YOUR GOAL:
Collect the lines of the entries where "name" shows up.
*-*-*
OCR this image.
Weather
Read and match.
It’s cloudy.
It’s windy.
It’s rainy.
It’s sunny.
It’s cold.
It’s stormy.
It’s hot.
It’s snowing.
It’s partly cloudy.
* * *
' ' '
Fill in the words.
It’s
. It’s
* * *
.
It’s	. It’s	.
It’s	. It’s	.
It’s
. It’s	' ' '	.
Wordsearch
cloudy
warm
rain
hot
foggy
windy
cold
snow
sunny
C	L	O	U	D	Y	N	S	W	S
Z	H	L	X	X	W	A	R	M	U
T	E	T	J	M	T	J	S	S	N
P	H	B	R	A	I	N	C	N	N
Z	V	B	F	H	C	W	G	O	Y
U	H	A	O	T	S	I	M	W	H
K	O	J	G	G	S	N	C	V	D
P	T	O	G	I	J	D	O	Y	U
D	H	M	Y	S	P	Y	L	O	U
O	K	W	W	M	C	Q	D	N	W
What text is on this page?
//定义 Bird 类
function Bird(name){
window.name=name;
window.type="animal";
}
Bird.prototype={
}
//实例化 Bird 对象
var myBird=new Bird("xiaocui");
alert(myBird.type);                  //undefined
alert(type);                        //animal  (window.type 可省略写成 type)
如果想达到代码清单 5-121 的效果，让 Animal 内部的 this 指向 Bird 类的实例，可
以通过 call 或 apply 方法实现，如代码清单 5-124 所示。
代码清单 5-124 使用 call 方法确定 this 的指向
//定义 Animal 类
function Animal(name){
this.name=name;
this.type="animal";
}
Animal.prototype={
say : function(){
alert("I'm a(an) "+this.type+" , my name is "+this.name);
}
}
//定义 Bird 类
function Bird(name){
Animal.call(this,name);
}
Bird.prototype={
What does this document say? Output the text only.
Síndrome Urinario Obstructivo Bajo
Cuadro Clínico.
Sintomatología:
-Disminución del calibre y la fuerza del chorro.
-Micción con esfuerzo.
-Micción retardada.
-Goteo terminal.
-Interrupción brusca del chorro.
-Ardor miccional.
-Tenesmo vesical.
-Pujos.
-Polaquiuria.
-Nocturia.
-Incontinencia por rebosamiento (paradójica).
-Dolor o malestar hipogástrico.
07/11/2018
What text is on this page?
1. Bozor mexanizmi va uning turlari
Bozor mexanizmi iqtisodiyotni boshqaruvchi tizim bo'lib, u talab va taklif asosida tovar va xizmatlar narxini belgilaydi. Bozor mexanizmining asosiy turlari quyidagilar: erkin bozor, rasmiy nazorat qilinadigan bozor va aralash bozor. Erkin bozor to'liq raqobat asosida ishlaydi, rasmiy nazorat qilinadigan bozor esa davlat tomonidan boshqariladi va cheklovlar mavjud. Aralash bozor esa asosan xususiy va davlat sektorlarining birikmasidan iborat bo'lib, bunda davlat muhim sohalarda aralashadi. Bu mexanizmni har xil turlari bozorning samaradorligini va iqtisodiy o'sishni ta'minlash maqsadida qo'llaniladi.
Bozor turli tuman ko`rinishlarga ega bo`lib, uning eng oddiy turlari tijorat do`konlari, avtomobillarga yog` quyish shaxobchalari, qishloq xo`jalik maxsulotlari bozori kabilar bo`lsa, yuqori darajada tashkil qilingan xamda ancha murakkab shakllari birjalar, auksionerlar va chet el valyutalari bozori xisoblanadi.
*-*-*
SOLUTION BELOW:
function Bird(name){
window.name=name;
function Animal(name){
this.name=name;
alert("I'm a(an) "+this.type+" , my name is "+this.name);
function Bird(name){
Animal.call(this,name);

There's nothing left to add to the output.